Dataset excerpts:
= = =

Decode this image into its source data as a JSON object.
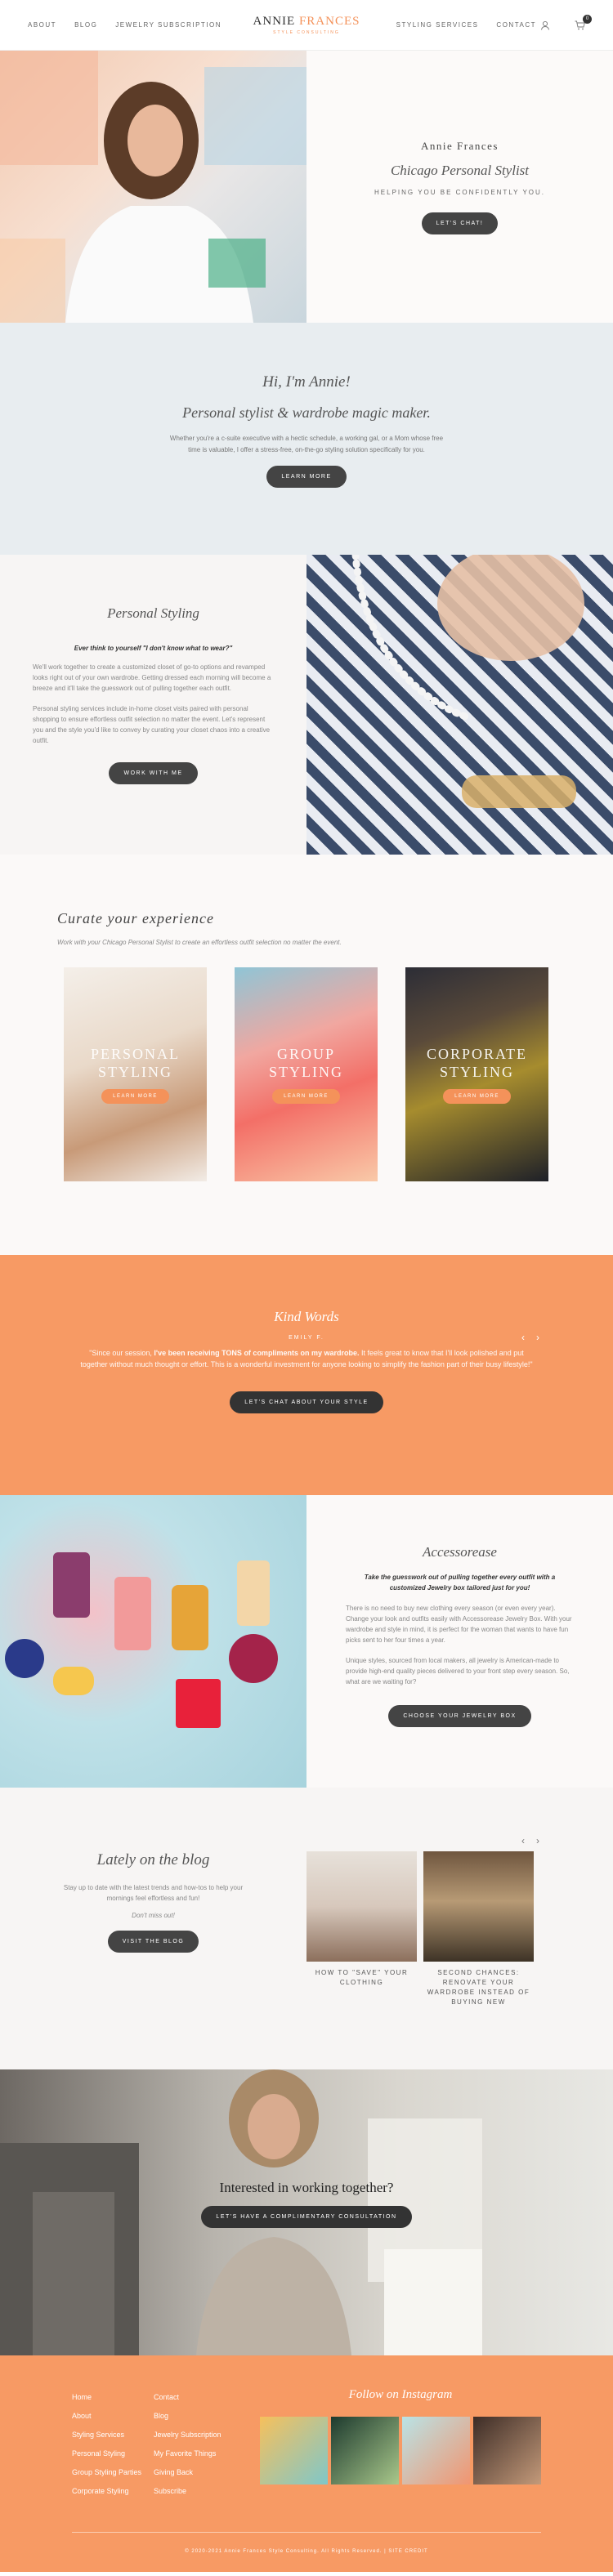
{
  "header": {
    "nav_left": [
      "ABOUT",
      "BLOG",
      "JEWELRY SUBSCRIPTION"
    ],
    "logo_first": "ANNIE",
    "logo_second": "FRANCES",
    "logo_tagline": "STYLE CONSULTING",
    "nav_right": [
      "STYLING SERVICES",
      "CONTACT"
    ],
    "cart_count": "0"
  },
  "hero": {
    "name": "Annie Frances",
    "subtitle": "Chicago Personal Stylist",
    "tagline": "HELPING YOU BE CONFIDENTLY YOU.",
    "button": "LET'S CHAT!"
  },
  "intro": {
    "heading": "Hi, I'm Annie!",
    "subheading": "Personal stylist & wardrobe magic maker.",
    "body": "Whether you're a c-suite executive with a hectic schedule, a working gal, or a Mom whose free time is valuable, I offer a stress-free, on-the-go styling solution specifically for you.",
    "button": "LEARN MORE"
  },
  "personal_styling": {
    "heading": "Personal Styling",
    "quote": "Ever think to yourself \"I don't know what to wear?\"",
    "p1": "We'll work together to create a customized closet of go-to options and revamped looks right out of your own wardrobe. Getting dressed each morning will become a breeze and it'll take the guesswork out of pulling together each outfit.",
    "p2": "Personal styling services include in-home closet visits paired with personal shopping to ensure effortless outfit selection no matter the event. Let's represent you and the style you'd like to convey by curating your closet chaos into a creative outfit.",
    "button": "WORK WITH ME"
  },
  "curate": {
    "heading": "Curate your experience",
    "intro": "Work with your Chicago Personal Stylist to create an effortless outfit selection no matter the event.",
    "cards": [
      {
        "title_line1": "PERSONAL",
        "title_line2": "STYLING",
        "button": "LEARN MORE"
      },
      {
        "title_line1": "GROUP",
        "title_line2": "STYLING",
        "button": "LEARN MORE"
      },
      {
        "title_line1": "CORPORATE",
        "title_line2": "STYLING",
        "button": "LEARN MORE"
      }
    ]
  },
  "testimonials": {
    "heading": "Kind Words",
    "author": "EMILY F.",
    "quote_start": "\"Since our session, ",
    "quote_bold": "I've been receiving TONS of compliments on my wardrobe.",
    "quote_end": " It feels great to know that I'll look polished and put together without much thought or effort. This is a wonderful investment for anyone looking to simplify the fashion part of their busy lifestyle!\"",
    "button": "LET'S CHAT ABOUT YOUR STYLE",
    "prev": "‹",
    "next": "›"
  },
  "accessorease": {
    "heading": "Accessorease",
    "quote": "Take the guesswork out of pulling together every outfit with a customized Jewelry box tailored just for you!",
    "p1": "There is no need to buy new clothing every season (or even every year). Change your look and outfits easily with Accessorease Jewelry Box. With your wardrobe and style in mind, it is perfect for the woman that wants to have fun picks sent to her four times a year.",
    "p2": "Unique styles, sourced from local makers, all jewelry is American-made to provide high-end quality pieces delivered to your front step every season. So, what are we waiting for?",
    "button": "CHOOSE YOUR JEWELRY BOX"
  },
  "blog": {
    "heading": "Lately on the blog",
    "body": "Stay up to date with the latest trends and how-tos to help your mornings feel effortless and fun!",
    "dont_miss": "Don't miss out!",
    "button": "VISIT THE BLOG",
    "posts": [
      {
        "title": "HOW TO \"SAVE\" YOUR CLOTHING"
      },
      {
        "title": "SECOND CHANCES: RENOVATE YOUR WARDROBE INSTEAD OF BUYING NEW"
      }
    ],
    "prev": "‹",
    "next": "›"
  },
  "cta": {
    "heading": "Interested in working together?",
    "button": "LET'S HAVE A COMPLIMENTARY CONSULTATION"
  },
  "footer": {
    "col1": [
      "Home",
      "About",
      "Styling Services",
      "Personal Styling",
      "Group Styling Parties",
      "Corporate Styling"
    ],
    "col2": [
      "Contact",
      "Blog",
      "Jewelry Subscription",
      "My Favorite Things",
      "Giving Back",
      "Subscribe"
    ],
    "instagram_heading": "Follow on Instagram",
    "copyright": "© 2020-2021 Annie Frances Style Consulting. All Rights Reserved. | SITE CREDIT"
  }
}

= = =

:: THE EXERCISE ::
Leave the pictures out and copy the rest of the data exactly.

:: PROBLEM SOLUTION ::
Decode this image into its source data as a JSON object.
{
  "header": {
    "nav_left": [
      "ABOUT",
      "BLOG",
      "JEWELRY SUBSCRIPTION"
    ],
    "logo_first": "ANNIE",
    "logo_second": "FRANCES",
    "logo_tagline": "STYLE CONSULTING",
    "nav_right": [
      "STYLING SERVICES",
      "CONTACT"
    ],
    "cart_count": "0"
  },
  "hero": {
    "name": "Annie Frances",
    "subtitle": "Chicago Personal Stylist",
    "tagline": "HELPING YOU BE CONFIDENTLY YOU.",
    "button": "LET'S CHAT!"
  },
  "intro": {
    "heading": "Hi, I'm Annie!",
    "subheading": "Personal stylist & wardrobe magic maker.",
    "body": "Whether you're a c-suite executive with a hectic schedule, a working gal, or a Mom whose free time is valuable, I offer a stress-free, on-the-go styling solution specifically for you.",
    "button": "LEARN MORE"
  },
  "personal_styling": {
    "heading": "Personal Styling",
    "quote": "Ever think to yourself \"I don't know what to wear?\"",
    "p1": "We'll work together to create a customized closet of go-to options and revamped looks right out of your own wardrobe. Getting dressed each morning will become a breeze and it'll take the guesswork out of pulling together each outfit.",
    "p2": "Personal styling services include in-home closet visits paired with personal shopping to ensure effortless outfit selection no matter the event. Let's represent you and the style you'd like to convey by curating your closet chaos into a creative outfit.",
    "button": "WORK WITH ME"
  },
  "curate": {
    "heading": "Curate your experience",
    "intro": "Work with your Chicago Personal Stylist to create an effortless outfit selection no matter the event.",
    "cards": [
      {
        "title_line1": "PERSONAL",
        "title_line2": "STYLING",
        "button": "LEARN MORE"
      },
      {
        "title_line1": "GROUP",
        "title_line2": "STYLING",
        "button": "LEARN MORE"
      },
      {
        "title_line1": "CORPORATE",
        "title_line2": "STYLING",
        "button": "LEARN MORE"
      }
    ]
  },
  "testimonials": {
    "heading": "Kind Words",
    "author": "EMILY F.",
    "quote_start": "\"Since our session, ",
    "quote_bold": "I've been receiving TONS of compliments on my wardrobe.",
    "quote_end": " It feels great to know that I'll look polished and put together without much thought or effort. This is a wonderful investment for anyone looking to simplify the fashion part of their busy lifestyle!\"",
    "button": "LET'S CHAT ABOUT YOUR STYLE",
    "prev": "‹",
    "next": "›"
  },
  "accessorease": {
    "heading": "Accessorease",
    "quote": "Take the guesswork out of pulling together every outfit with a customized Jewelry box tailored just for you!",
    "p1": "There is no need to buy new clothing every season (or even every year). Change your look and outfits easily with Accessorease Jewelry Box. With your wardrobe and style in mind, it is perfect for the woman that wants to have fun picks sent to her four times a year.",
    "p2": "Unique styles, sourced from local makers, all jewelry is American-made to provide high-end quality pieces delivered to your front step every season. So, what are we waiting for?",
    "button": "CHOOSE YOUR JEWELRY BOX"
  },
  "blog": {
    "heading": "Lately on the blog",
    "body": "Stay up to date with the latest trends and how-tos to help your mornings feel effortless and fun!",
    "dont_miss": "Don't miss out!",
    "button": "VISIT THE BLOG",
    "posts": [
      {
        "title": "HOW TO \"SAVE\" YOUR CLOTHING"
      },
      {
        "title": "SECOND CHANCES: RENOVATE YOUR WARDROBE INSTEAD OF BUYING NEW"
      }
    ],
    "prev": "‹",
    "next": "›"
  },
  "cta": {
    "heading": "Interested in working together?",
    "button": "LET'S HAVE A COMPLIMENTARY CONSULTATION"
  },
  "footer": {
    "col1": [
      "Home",
      "About",
      "Styling Services",
      "Personal Styling",
      "Group Styling Parties",
      "Corporate Styling"
    ],
    "col2": [
      "Contact",
      "Blog",
      "Jewelry Subscription",
      "My Favorite Things",
      "Giving Back",
      "Subscribe"
    ],
    "instagram_heading": "Follow on Instagram",
    "copyright": "© 2020-2021 Annie Frances Style Consulting. All Rights Reserved. | SITE CREDIT"
  }
}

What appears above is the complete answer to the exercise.